### Your tasks
1: According to the Moore-a-nomics post, what position did Edmund Tramont hold?
2: Please carry the Moore-a-nomics post forward from its final sentence, keeping the author's voice.

Tuesday, January 10, 2006

Moore-a-nomics


Last month Edmund Tramont, head of the AIDS research division of the National Institutes of Health, made a media splash when he put forth an opinion about the conspiratorial state of AIDS-vaccine research. The Pharma companies aren’t making much progress, he said, because they figure that the government will do it...This bit of “news” emerged on Christmas day...the story dutifully included a denial from Ken Johnson...Then Tramont went further. Speaking of a hypothetical government-created vaccine, he predicted that the drug companies would seize upon the state’s handiwork...Here Tramont is on slippery ground. If the US government did the work on an AIDS vaccine...Uncle Sam would insist on making the intellectual property widely available...profit margins would be narrow to non-existent.

James Pinkerton, Politics Makes for Bad Movies; Bad Movies Makes for Worse Politics, TechCentralStation.com

For those who missed Sixty Minutes on January 1st of the New Year, viewers were treated to a Dan and Bill show in one segment, a story of Bill Clinton's latest mission, to find funding for Chinese children infected with AIDS. It was a regular dog and pony show. We felt sympathy for the kids. We were touched that Monica's love object had become even more sensitive in retirement. No questions were asked about the the Chinese government's segregation of these children into camps. Dan, the good and earnest supplicant, asked the leading questions. Bill, the aging savant with the impossibly high bouffant, supplied the answers. "And isn't it true that the high costs of these drugs profit American companies?" Bill nodded gravely and sensitively. And pretty soon Bill was talking about intellectual property rights and the clash between profitability and doing good. The setups were so transparent that the Board of Review would have given the show an 'X' rating if ratings still meant anything. All the nasty bits were exposed, but the show went on.

### Entries supplied

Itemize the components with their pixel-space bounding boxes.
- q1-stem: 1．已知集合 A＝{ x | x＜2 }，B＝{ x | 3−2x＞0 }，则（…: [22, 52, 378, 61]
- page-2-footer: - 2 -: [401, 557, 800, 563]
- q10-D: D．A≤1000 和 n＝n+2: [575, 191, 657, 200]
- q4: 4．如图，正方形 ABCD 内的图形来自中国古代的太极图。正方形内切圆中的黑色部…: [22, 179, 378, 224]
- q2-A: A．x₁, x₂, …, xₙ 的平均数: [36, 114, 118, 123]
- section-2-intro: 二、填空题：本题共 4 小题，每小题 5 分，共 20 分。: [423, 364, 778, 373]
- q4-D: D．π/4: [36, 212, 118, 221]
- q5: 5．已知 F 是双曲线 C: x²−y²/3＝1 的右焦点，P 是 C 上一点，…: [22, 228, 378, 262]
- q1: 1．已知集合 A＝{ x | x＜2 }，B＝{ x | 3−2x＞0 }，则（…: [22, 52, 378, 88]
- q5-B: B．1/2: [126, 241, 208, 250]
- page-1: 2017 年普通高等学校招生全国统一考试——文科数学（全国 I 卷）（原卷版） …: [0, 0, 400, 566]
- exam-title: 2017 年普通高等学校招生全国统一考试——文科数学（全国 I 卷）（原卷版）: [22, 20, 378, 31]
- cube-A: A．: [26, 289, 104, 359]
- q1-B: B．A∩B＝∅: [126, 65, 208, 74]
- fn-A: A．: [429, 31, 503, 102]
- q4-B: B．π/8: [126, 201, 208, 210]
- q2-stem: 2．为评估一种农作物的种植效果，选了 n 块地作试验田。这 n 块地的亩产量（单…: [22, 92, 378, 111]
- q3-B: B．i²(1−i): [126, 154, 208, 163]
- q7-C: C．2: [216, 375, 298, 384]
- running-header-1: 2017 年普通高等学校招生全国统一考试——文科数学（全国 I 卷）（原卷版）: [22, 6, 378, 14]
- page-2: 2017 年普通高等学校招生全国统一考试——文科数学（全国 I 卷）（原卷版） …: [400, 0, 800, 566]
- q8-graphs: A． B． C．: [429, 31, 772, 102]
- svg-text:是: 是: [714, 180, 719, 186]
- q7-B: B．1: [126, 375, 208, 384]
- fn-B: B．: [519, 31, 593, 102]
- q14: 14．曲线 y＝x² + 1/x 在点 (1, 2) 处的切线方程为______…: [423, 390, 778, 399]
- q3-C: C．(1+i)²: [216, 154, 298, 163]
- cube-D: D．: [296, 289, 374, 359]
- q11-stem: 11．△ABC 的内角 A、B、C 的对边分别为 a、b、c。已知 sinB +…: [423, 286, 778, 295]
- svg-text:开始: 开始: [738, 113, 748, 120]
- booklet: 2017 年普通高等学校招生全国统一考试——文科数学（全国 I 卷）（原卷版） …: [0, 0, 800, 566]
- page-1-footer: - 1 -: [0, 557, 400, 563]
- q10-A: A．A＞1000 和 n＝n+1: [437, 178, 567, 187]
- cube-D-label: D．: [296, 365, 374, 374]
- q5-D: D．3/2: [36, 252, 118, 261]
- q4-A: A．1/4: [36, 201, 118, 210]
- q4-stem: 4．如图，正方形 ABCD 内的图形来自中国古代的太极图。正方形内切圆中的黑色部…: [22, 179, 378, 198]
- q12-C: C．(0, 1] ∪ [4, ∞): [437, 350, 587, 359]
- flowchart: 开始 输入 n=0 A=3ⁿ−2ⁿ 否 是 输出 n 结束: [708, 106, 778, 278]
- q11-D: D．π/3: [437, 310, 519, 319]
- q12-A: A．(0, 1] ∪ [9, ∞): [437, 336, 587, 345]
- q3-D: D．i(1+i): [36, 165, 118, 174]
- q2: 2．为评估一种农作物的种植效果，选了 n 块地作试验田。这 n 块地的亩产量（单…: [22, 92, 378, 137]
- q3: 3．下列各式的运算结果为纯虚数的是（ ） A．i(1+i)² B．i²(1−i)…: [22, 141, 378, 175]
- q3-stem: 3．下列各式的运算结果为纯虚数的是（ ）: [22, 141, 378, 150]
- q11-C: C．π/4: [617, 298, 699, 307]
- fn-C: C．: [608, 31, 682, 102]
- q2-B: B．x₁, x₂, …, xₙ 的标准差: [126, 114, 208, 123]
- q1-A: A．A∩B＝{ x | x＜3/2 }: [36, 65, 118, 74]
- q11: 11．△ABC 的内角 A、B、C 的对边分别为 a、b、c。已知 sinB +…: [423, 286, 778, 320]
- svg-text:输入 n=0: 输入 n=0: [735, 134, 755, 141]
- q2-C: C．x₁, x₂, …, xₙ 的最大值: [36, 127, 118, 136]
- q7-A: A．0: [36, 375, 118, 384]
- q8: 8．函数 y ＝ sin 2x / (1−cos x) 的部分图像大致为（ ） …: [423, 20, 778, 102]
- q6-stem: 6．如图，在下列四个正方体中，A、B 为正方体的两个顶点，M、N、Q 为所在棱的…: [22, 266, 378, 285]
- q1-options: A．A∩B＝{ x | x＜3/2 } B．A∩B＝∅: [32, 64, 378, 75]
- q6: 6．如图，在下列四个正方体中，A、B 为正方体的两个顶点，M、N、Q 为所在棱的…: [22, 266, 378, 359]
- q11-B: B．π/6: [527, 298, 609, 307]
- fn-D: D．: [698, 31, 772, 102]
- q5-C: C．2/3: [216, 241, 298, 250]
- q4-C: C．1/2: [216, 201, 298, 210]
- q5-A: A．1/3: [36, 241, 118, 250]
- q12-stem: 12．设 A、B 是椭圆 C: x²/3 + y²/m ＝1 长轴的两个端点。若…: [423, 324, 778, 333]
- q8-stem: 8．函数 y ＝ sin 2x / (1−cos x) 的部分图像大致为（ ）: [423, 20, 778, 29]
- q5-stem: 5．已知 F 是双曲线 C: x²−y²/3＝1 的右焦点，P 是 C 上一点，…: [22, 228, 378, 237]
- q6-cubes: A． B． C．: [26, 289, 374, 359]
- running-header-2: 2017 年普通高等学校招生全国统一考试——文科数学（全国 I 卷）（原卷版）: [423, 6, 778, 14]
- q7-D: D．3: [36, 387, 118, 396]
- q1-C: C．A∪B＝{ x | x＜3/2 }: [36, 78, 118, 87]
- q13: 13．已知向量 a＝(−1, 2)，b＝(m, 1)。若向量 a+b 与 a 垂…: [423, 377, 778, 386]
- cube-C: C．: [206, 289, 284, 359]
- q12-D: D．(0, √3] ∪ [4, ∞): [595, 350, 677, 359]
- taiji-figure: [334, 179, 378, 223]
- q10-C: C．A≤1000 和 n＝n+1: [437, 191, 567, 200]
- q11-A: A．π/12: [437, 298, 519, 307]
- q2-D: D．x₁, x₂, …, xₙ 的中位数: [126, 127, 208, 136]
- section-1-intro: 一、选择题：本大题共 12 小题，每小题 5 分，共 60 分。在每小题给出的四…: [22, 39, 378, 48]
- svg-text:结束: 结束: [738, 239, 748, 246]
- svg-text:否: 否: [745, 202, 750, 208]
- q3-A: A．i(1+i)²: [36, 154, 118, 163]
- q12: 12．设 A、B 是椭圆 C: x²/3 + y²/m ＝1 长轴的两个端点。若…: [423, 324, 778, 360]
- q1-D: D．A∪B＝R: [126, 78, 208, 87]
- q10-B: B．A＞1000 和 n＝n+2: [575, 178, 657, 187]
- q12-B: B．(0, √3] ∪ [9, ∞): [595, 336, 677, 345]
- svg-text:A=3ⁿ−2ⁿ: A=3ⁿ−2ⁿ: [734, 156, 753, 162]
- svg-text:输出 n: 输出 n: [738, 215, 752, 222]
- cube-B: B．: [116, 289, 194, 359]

### Set of answers
1: Head of the AIDS research division of the National Institutes of Health.

2:
It was pure, socialist cant, that if the state (or the UN) simply took the patents which drug companies had spent billions in research to acquire, then Chinese children with AIDS would be happily freed from worry and pain. At the end, Earnest Dan and Sensitive Bill nodded in agreement at the sad state of affairs that allowed something so obscene as profitability to enter into a picture of suffering. And they had a fellow traveler in Edmund Tramont, the head of the AIDS research division at the National Institutes of Health. Pinkerton notes further:
Nuances were probably lost on most of Tramont’s audience....The evil Pharma companies have joined the diabolic pantheon already inhabited by the oil companies, who are “known” to be sitting on the formula for cheap oil...But in fact, it’s difficult, bordering maybe on impossible, to whomp up formulas...to instantly solve the world’s problems.
Pinkerton is certainly right, but leftist politics for generations have precisely avoided rational discussion of real things, using the same rhetorical tricks employed by other tyrannical organizations, including the Nazis, to trick the susceptible. When Dan and Bill neatly skirted a rational view of how drugs are developed, which has something to do with why they are so expensive, cutting to the socialist profit chase instead, their ruse depended for its success on having already manipulated the viewers of their segment, setting emotional traps with pictures of desperate children and with sounds of the sensitive intonations of both the earnest reporter and the bouffantish savant. A lot of people fall for this; maybe you did too. It may, in fact, be part of human nature to fall for this, especially among children, who are defenseless against such emotional traps until more experienced peers, or teachers, teach them some strategery.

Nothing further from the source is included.